**Requirement**
Locate the string "možda" in the records below. Copy every line where it occurs.

**Saved entries**

▬▬▬▬▬▬▬▬▬▬

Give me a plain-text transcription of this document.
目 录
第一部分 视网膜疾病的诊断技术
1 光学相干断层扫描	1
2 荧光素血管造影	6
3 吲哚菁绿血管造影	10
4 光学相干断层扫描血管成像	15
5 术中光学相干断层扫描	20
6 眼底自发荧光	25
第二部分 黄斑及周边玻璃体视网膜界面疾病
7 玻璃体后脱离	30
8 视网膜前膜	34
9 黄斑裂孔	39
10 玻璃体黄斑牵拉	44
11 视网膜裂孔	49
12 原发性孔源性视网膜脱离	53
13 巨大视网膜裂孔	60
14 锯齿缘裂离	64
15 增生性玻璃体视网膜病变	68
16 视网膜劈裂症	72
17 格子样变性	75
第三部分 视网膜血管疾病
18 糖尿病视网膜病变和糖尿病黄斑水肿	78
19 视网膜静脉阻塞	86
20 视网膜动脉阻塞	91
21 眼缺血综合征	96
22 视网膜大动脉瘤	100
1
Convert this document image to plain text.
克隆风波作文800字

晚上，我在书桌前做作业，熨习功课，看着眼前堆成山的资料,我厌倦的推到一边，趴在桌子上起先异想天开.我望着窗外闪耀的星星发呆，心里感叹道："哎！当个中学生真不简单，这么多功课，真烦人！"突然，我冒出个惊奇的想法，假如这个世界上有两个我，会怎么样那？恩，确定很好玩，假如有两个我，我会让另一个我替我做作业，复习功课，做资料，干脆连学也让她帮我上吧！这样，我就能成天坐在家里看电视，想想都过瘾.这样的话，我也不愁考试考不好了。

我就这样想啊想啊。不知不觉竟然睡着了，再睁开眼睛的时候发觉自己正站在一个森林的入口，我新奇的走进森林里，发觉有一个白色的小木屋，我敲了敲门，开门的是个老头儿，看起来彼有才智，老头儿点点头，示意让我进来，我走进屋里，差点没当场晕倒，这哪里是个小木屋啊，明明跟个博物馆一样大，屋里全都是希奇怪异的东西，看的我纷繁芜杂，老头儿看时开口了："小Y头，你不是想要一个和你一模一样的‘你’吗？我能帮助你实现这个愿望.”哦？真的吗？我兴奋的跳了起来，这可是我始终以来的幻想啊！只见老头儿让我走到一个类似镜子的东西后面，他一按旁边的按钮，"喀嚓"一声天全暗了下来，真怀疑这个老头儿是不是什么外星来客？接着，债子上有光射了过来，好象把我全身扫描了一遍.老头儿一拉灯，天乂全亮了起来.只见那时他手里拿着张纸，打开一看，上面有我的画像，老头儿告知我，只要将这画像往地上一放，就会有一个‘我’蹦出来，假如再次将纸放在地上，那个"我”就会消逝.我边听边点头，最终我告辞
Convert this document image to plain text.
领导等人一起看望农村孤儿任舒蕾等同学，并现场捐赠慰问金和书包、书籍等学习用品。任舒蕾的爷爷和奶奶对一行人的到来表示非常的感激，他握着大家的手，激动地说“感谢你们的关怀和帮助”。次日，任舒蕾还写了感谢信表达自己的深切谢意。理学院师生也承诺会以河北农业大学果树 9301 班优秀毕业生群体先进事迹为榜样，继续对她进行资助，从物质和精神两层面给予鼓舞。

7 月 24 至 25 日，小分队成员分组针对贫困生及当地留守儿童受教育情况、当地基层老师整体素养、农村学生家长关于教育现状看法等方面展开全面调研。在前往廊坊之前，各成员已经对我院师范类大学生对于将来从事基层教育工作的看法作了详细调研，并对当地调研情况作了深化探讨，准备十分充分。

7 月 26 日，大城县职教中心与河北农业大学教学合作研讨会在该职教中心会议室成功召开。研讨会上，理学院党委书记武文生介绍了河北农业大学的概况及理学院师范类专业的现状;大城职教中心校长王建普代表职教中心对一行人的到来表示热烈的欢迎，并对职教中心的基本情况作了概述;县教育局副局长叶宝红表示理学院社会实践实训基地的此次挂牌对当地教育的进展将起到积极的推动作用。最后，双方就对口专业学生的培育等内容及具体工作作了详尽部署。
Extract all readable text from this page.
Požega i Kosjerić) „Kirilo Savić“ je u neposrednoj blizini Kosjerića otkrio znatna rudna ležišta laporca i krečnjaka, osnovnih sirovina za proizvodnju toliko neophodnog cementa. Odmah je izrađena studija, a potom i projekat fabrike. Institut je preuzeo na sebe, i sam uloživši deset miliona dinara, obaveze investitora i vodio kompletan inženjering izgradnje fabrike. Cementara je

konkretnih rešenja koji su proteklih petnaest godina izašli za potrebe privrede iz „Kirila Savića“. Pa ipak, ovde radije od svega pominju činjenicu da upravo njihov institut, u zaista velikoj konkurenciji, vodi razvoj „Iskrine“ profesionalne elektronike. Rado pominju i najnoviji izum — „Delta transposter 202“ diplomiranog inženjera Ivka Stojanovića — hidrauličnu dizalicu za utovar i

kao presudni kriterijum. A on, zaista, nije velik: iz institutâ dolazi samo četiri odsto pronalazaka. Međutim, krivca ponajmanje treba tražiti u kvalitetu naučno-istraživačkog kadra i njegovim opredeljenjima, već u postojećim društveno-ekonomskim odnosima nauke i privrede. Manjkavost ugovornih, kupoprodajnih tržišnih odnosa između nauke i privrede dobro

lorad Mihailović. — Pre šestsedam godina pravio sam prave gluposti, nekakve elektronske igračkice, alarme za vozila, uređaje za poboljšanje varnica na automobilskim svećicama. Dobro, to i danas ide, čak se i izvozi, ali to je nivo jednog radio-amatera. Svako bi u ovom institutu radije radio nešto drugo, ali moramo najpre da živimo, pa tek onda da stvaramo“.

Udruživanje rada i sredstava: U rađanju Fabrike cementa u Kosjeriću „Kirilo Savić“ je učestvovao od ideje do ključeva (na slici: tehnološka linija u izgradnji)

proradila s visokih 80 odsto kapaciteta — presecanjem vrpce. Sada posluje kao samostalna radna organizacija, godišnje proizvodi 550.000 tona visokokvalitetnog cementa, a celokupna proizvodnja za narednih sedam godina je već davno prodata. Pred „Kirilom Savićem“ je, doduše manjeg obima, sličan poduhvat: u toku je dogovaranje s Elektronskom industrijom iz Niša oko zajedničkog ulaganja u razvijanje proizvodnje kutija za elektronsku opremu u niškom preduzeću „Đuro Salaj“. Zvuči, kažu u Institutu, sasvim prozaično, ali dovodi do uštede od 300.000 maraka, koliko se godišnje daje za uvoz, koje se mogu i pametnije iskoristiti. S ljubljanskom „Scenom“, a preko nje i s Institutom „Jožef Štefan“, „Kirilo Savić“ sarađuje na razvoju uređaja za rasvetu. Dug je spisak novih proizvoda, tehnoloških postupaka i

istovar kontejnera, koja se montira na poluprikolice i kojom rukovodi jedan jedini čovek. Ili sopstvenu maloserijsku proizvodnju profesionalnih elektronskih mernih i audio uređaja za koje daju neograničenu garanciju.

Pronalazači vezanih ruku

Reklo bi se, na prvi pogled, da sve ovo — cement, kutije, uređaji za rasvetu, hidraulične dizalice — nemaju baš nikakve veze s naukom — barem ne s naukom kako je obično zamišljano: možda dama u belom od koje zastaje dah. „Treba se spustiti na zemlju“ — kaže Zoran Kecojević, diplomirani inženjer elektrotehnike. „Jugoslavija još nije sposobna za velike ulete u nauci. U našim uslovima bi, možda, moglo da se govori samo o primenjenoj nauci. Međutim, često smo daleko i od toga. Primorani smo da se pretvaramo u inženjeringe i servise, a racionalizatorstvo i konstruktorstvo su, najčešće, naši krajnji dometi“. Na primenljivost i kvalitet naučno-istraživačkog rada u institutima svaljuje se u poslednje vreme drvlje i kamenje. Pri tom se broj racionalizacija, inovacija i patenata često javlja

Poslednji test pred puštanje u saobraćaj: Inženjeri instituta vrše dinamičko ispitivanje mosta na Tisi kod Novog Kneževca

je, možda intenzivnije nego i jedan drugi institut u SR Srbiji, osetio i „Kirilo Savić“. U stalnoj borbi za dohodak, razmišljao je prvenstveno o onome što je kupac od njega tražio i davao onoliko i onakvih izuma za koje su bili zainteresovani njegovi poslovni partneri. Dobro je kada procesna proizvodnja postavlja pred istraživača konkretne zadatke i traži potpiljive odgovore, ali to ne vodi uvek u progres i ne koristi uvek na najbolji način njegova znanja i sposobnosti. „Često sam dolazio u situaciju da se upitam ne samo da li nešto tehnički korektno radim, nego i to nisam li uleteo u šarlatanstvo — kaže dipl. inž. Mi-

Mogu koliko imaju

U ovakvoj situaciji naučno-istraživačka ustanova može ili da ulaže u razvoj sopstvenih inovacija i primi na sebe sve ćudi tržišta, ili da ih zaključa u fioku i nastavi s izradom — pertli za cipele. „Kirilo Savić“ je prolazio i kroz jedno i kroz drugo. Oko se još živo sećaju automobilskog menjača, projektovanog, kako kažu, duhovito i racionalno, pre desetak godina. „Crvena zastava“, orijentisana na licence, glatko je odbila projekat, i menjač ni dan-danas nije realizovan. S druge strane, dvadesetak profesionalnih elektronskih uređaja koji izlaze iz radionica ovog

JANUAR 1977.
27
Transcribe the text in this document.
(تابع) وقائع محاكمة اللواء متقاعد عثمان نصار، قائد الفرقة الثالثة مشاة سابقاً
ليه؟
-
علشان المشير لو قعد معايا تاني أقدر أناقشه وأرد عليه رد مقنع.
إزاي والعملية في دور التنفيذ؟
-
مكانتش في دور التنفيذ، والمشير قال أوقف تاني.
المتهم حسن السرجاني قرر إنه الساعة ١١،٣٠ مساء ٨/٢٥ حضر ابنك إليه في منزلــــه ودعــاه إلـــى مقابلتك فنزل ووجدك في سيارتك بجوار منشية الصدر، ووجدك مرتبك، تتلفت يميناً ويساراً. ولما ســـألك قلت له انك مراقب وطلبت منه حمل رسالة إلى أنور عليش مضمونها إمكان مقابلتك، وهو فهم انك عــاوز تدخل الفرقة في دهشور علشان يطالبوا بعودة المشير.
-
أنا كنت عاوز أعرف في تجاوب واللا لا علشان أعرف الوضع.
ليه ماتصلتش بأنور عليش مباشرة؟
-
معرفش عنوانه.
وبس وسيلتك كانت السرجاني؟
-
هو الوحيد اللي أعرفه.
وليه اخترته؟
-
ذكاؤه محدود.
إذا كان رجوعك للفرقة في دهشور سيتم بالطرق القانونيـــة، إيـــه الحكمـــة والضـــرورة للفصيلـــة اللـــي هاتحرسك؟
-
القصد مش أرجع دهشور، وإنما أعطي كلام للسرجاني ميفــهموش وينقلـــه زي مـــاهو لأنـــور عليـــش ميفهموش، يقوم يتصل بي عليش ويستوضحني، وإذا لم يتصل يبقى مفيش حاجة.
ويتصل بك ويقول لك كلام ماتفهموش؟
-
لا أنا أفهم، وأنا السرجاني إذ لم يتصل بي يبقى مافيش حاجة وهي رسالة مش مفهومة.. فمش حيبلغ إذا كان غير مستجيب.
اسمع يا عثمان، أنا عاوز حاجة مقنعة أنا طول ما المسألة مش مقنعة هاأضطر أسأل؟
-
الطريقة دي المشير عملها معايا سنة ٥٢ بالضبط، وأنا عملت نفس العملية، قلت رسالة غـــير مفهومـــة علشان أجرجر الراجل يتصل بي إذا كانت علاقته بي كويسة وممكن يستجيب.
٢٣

▬▬▬▬▬▬▬▬▬▬

**Task answer**
Reklo bi se, na prvi pogled, da sve ovo — cement, kutije, uređaji za rasvetu, hidraulične dizalice — nemaju baš nikakve veze s naukom — barem ne s naukom kako je obično zamišljano: možda dama u belom od koje zastaje dah. „Treba se spustiti na zemlju“ — kaže Zoran Kecojević, diplomirani inženjer elektrotehnike. „Jugoslavija još nije sposobna za velike ulete u nauci. U našim uslovima bi, možda, moglo da se govori samo o primenjenoj nauci. Međutim, često smo daleko i od toga. Primorani smo da se pretvaramo u inženjeringe i servise, a racionalizatorstvo i konstruktorstvo su, najčešće, naši krajnji dometi“. Na primenljivost i kvalitet naučno-istraživačkog rada u institutima svaljuje se u poslednje vreme drvlje i kamenje. Pri tom se broj racionalizacija, inovacija i patenata često javlja
je, možda intenzivnije nego i jedan drugi institut u SR Srbiji, osetio i „Kirilo Savić“. U stalnoj borbi za dohodak, razmišljao je prvenstveno o onome što je kupac od njega tražio i davao onoliko i onakvih izuma za koje su bili zainteresovani njegovi poslovni partneri. Dobro je kada procesna proizvodnja postavlja pred istraživača konkretne zadatke i traži potpiljive odgovore, ali to ne vodi uvek u progres i ne koristi uvek na najbolji način njegova znanja i sposobnosti. „Često sam dolazio u situaciju da se upitam ne samo da li nešto tehnički korektno radim, nego i to nisam li uleteo u šarlatanstvo — kaže dipl. inž. Mi-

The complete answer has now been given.